Copy the material from its first line up to and including the line with "79, 396, 94]", changing "image-pixel" to "input-pixel" and keeping everything else unchanged.

-- START INFORMATION PROVIDED --

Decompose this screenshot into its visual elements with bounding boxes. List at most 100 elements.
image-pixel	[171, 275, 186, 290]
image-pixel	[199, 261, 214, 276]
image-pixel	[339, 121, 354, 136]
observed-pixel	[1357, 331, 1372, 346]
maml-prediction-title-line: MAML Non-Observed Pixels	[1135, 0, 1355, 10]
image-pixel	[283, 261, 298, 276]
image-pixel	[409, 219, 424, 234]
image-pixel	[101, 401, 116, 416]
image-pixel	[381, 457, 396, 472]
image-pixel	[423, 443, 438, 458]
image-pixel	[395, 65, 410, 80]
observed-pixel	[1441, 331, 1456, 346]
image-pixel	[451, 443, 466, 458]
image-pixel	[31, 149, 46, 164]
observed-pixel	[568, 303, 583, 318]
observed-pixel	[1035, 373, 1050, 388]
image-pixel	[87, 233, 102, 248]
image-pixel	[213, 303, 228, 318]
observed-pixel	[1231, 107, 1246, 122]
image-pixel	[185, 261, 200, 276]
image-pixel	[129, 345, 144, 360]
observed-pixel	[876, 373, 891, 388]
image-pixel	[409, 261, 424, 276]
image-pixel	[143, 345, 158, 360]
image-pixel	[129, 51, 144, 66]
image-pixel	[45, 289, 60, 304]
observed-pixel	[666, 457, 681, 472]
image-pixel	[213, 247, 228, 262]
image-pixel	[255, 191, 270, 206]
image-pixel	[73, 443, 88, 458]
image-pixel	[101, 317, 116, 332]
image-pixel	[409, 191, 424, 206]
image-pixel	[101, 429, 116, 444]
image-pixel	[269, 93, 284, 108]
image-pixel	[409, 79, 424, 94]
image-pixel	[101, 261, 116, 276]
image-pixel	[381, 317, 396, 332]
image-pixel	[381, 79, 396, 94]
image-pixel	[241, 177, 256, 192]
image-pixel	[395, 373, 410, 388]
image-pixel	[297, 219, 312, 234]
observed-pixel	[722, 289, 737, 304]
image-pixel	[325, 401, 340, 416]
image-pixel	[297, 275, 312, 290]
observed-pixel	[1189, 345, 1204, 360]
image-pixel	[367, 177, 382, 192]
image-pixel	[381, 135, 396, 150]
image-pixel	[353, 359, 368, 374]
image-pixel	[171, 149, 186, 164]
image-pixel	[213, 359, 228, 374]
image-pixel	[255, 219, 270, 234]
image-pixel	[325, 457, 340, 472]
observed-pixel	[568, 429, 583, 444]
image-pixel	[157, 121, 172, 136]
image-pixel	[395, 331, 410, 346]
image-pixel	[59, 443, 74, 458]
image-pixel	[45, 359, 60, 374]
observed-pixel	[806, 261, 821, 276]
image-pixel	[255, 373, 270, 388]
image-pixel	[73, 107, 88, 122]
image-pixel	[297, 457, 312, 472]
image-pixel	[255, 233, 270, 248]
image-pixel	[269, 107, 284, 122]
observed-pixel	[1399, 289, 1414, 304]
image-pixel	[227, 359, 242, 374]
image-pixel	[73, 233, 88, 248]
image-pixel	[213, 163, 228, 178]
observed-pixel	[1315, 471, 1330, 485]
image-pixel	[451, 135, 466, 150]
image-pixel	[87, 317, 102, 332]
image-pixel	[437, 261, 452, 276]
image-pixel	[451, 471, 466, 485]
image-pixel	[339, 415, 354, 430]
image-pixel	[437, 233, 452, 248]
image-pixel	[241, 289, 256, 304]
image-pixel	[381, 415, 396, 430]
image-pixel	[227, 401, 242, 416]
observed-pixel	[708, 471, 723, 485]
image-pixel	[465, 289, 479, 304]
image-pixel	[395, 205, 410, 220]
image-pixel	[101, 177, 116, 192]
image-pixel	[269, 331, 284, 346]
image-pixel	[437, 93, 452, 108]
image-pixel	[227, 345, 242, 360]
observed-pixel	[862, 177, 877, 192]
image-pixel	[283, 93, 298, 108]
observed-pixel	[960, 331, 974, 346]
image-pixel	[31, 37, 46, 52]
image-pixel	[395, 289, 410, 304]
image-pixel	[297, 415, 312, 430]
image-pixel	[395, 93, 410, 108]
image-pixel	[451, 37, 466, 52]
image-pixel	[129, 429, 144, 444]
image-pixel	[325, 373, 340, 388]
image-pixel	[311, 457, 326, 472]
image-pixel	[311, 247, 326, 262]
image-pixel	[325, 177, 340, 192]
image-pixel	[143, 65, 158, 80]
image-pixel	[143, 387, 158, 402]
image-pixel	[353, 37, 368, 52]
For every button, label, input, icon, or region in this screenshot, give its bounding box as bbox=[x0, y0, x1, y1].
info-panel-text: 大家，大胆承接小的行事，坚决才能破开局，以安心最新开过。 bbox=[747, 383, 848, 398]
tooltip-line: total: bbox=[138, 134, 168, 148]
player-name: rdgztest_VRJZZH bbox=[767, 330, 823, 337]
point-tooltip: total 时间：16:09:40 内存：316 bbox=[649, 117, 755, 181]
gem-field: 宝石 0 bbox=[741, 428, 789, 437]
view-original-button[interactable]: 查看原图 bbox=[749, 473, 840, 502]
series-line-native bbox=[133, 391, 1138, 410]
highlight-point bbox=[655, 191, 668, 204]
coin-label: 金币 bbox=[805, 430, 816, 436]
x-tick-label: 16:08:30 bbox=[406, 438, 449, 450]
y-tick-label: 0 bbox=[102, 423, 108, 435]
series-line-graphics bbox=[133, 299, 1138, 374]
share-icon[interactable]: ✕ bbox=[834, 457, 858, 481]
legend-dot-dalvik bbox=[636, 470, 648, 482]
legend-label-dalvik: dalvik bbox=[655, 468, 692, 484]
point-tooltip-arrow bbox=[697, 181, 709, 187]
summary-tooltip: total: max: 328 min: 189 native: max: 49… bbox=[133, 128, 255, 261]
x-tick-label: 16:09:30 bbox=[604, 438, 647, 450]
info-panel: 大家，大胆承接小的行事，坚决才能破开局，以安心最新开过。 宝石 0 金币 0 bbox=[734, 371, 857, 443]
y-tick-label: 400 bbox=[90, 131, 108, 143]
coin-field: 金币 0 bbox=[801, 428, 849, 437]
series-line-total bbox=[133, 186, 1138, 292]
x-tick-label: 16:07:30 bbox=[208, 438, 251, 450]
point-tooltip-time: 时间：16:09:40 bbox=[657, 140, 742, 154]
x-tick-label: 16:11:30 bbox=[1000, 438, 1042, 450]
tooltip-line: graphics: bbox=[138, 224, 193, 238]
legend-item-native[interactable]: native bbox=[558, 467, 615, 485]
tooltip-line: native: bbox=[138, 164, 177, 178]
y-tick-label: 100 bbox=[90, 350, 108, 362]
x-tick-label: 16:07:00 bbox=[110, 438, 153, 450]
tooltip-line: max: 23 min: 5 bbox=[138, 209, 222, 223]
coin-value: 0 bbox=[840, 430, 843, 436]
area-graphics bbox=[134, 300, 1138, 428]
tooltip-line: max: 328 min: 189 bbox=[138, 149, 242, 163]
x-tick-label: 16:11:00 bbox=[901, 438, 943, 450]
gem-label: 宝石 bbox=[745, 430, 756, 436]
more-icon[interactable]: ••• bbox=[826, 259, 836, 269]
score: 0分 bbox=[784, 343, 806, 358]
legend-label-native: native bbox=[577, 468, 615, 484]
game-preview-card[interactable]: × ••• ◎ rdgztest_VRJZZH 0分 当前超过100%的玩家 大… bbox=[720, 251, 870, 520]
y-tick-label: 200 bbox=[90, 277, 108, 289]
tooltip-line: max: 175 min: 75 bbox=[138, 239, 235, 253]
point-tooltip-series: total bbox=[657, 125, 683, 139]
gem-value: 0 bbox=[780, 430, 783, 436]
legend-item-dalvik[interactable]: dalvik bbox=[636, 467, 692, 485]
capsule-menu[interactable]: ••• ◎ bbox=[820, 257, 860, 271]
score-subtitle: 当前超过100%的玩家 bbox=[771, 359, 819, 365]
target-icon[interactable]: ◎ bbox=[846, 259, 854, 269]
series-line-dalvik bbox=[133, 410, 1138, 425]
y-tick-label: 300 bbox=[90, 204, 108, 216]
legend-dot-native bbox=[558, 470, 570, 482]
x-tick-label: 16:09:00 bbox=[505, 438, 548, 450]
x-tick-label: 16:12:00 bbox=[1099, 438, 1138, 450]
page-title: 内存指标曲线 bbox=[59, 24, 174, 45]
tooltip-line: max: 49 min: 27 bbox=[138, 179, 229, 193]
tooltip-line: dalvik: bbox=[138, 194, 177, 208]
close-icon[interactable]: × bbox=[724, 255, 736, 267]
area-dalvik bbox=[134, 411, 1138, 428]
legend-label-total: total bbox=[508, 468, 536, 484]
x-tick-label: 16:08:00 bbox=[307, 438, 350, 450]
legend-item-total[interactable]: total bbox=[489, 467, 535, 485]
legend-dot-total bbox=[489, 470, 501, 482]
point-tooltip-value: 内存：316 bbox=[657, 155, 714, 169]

-- END INFORMATION PROVIDED --

* _RESULT_
Decompose this screenshot into its visual elements with bounding boxes. List at most 100 elements.
input-pixel	[171, 275, 186, 290]
input-pixel	[199, 261, 214, 276]
input-pixel	[339, 121, 354, 136]
observed-pixel	[1357, 331, 1372, 346]
maml-prediction-title-line: MAML Non-Observed Pixels	[1135, 0, 1355, 10]
input-pixel	[283, 261, 298, 276]
input-pixel	[409, 219, 424, 234]
input-pixel	[101, 401, 116, 416]
input-pixel	[381, 457, 396, 472]
input-pixel	[423, 443, 438, 458]
input-pixel	[395, 65, 410, 80]
observed-pixel	[1441, 331, 1456, 346]
input-pixel	[451, 443, 466, 458]
input-pixel	[31, 149, 46, 164]
observed-pixel	[568, 303, 583, 318]
observed-pixel	[1035, 373, 1050, 388]
input-pixel	[87, 233, 102, 248]
input-pixel	[213, 303, 228, 318]
observed-pixel	[1231, 107, 1246, 122]
input-pixel	[185, 261, 200, 276]
input-pixel	[129, 345, 144, 360]
observed-pixel	[876, 373, 891, 388]
input-pixel	[409, 261, 424, 276]
input-pixel	[143, 345, 158, 360]
input-pixel	[129, 51, 144, 66]
input-pixel	[45, 289, 60, 304]
observed-pixel	[666, 457, 681, 472]
input-pixel	[213, 247, 228, 262]
input-pixel	[255, 191, 270, 206]
input-pixel	[73, 443, 88, 458]
input-pixel	[101, 317, 116, 332]
input-pixel	[409, 191, 424, 206]
input-pixel	[101, 429, 116, 444]
input-pixel	[269, 93, 284, 108]
input-pixel	[409, 79, 424, 94]
input-pixel	[101, 261, 116, 276]
input-pixel	[381, 317, 396, 332]
input-pixel	[381, 79, 396, 94]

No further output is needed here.